What the exercise asks: Quote the whole listing exactly. Leave the pictures out of your copy.

++++ Data provided ++++

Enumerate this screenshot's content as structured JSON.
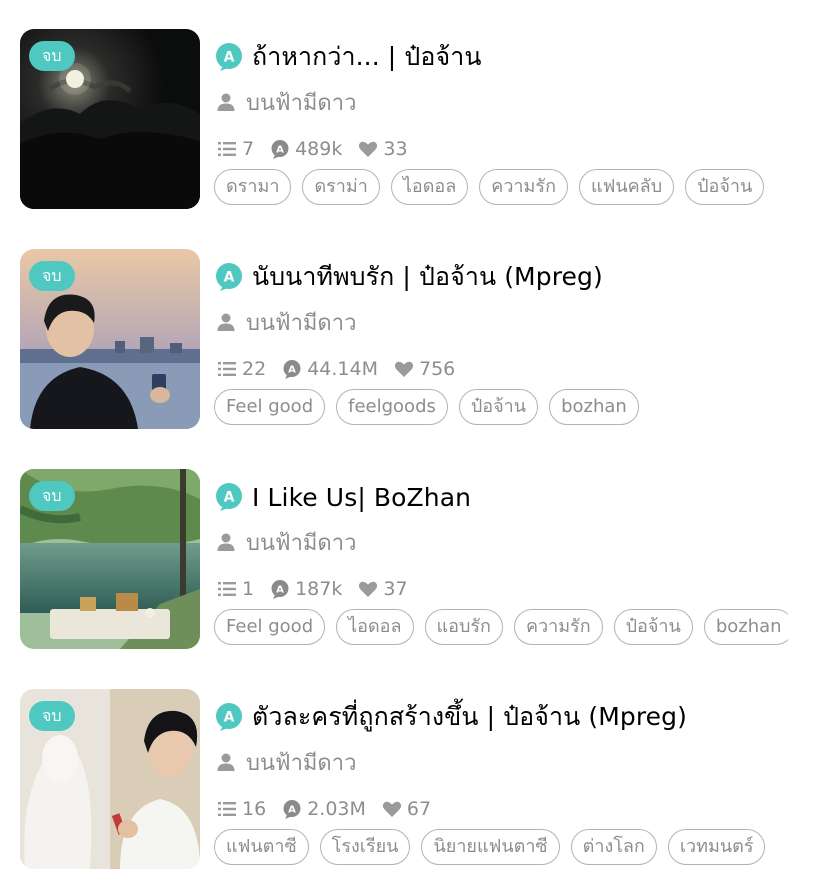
{
  "stories": [
    {
      "status": "จบ",
      "title": "ถ้าหากว่า... | ป๋อจ้าน",
      "author": "บนฟ้ามีดาว",
      "chapters": "7",
      "views": "489k",
      "likes": "33",
      "tags": [
        "ดรามา",
        "ดราม่า",
        "ไอดอล",
        "ความรัก",
        "แฟนคลับ",
        "ป๋อจ้าน"
      ]
    },
    {
      "status": "จบ",
      "title": "นับนาทีพบรัก | ป๋อจ้าน (Mpreg)",
      "author": "บนฟ้ามีดาว",
      "chapters": "22",
      "views": "44.14M",
      "likes": "756",
      "tags": [
        "Feel good",
        "feelgoods",
        "ป๋อจ้าน",
        "bozhan"
      ]
    },
    {
      "status": "จบ",
      "title": "I Like Us| BoZhan",
      "author": "บนฟ้ามีดาว",
      "chapters": "1",
      "views": "187k",
      "likes": "37",
      "tags": [
        "Feel good",
        "ไอดอล",
        "แอบรัก",
        "ความรัก",
        "ป๋อจ้าน",
        "bozhan"
      ]
    },
    {
      "status": "จบ",
      "title": "ตัวละครที่ถูกสร้างขึ้น | ป๋อจ้าน (Mpreg)",
      "author": "บนฟ้ามีดาว",
      "chapters": "16",
      "views": "2.03M",
      "likes": "67",
      "tags": [
        "แฟนตาซี",
        "โรงเรียน",
        "นิยายแฟนตาซี",
        "ต่างโลก",
        "เวทมนตร์"
      ]
    }
  ],
  "colors": {
    "accent": "#4ec8c0",
    "muted": "#8d8d8d",
    "tag_border": "#b3b3b3"
  },
  "icons": {
    "type_badge": "a-letter-bubble-icon",
    "author": "person-icon",
    "chapters": "list-icon",
    "views": "eye-badge-icon",
    "likes": "heart-icon"
  }
}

++++

Complete answer:
Enumerate this screenshot's content as structured JSON.
{
  "stories": [
    {
      "status": "จบ",
      "title": "ถ้าหากว่า... | ป๋อจ้าน",
      "author": "บนฟ้ามีดาว",
      "chapters": "7",
      "views": "489k",
      "likes": "33",
      "tags": [
        "ดรามา",
        "ดราม่า",
        "ไอดอล",
        "ความรัก",
        "แฟนคลับ",
        "ป๋อจ้าน"
      ]
    },
    {
      "status": "จบ",
      "title": "นับนาทีพบรัก | ป๋อจ้าน (Mpreg)",
      "author": "บนฟ้ามีดาว",
      "chapters": "22",
      "views": "44.14M",
      "likes": "756",
      "tags": [
        "Feel good",
        "feelgoods",
        "ป๋อจ้าน",
        "bozhan"
      ]
    },
    {
      "status": "จบ",
      "title": "I Like Us| BoZhan",
      "author": "บนฟ้ามีดาว",
      "chapters": "1",
      "views": "187k",
      "likes": "37",
      "tags": [
        "Feel good",
        "ไอดอล",
        "แอบรัก",
        "ความรัก",
        "ป๋อจ้าน",
        "bozhan"
      ]
    },
    {
      "status": "จบ",
      "title": "ตัวละครที่ถูกสร้างขึ้น | ป๋อจ้าน (Mpreg)",
      "author": "บนฟ้ามีดาว",
      "chapters": "16",
      "views": "2.03M",
      "likes": "67",
      "tags": [
        "แฟนตาซี",
        "โรงเรียน",
        "นิยายแฟนตาซี",
        "ต่างโลก",
        "เวทมนตร์"
      ]
    }
  ],
  "colors": {
    "accent": "#4ec8c0",
    "muted": "#8d8d8d",
    "tag_border": "#b3b3b3"
  },
  "icons": {
    "type_badge": "a-letter-bubble-icon",
    "author": "person-icon",
    "chapters": "list-icon",
    "views": "eye-badge-icon",
    "likes": "heart-icon"
  }
}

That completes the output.